**STORED RECORDS:**
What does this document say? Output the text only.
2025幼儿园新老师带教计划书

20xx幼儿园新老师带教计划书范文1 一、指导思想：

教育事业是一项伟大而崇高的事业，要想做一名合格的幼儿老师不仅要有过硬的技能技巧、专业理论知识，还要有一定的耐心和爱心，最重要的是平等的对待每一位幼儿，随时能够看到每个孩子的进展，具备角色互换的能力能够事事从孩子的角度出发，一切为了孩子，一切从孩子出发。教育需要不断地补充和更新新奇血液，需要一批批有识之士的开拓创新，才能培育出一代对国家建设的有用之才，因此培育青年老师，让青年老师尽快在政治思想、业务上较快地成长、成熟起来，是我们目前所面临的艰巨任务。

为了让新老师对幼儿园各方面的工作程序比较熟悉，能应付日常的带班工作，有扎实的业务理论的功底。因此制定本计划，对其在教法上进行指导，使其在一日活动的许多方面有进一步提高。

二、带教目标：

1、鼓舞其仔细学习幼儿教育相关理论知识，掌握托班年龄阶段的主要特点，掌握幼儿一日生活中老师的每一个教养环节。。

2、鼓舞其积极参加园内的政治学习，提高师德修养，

**WRITTEN INSTRUCTION:** From the first line to the last, please quote the material above exactly.

**THE ANSWER:**
What does this document say? Output the text only.
2025幼儿园新老师带教计划书

20xx幼儿园新老师带教计划书范文1 一、指导思想：

教育事业是一项伟大而崇高的事业，要想做一名合格的幼儿老师不仅要有过硬的技能技巧、专业理论知识，还要有一定的耐心和爱心，最重要的是平等的对待每一位幼儿，随时能够看到每个孩子的进展，具备角色互换的能力能够事事从孩子的角度出发，一切为了孩子，一切从孩子出发。教育需要不断地补充和更新新奇血液，需要一批批有识之士的开拓创新，才能培育出一代对国家建设的有用之才，因此培育青年老师，让青年老师尽快在政治思想、业务上较快地成长、成熟起来，是我们目前所面临的艰巨任务。

为了让新老师对幼儿园各方面的工作程序比较熟悉，能应付日常的带班工作，有扎实的业务理论的功底。因此制定本计划，对其在教法上进行指导，使其在一日活动的许多方面有进一步提高。

二、带教目标：

1、鼓舞其仔细学习幼儿教育相关理论知识，掌握托班年龄阶段的主要特点，掌握幼儿一日生活中老师的每一个教养环节。。

2、鼓舞其积极参加园内的政治学习，提高师德修养，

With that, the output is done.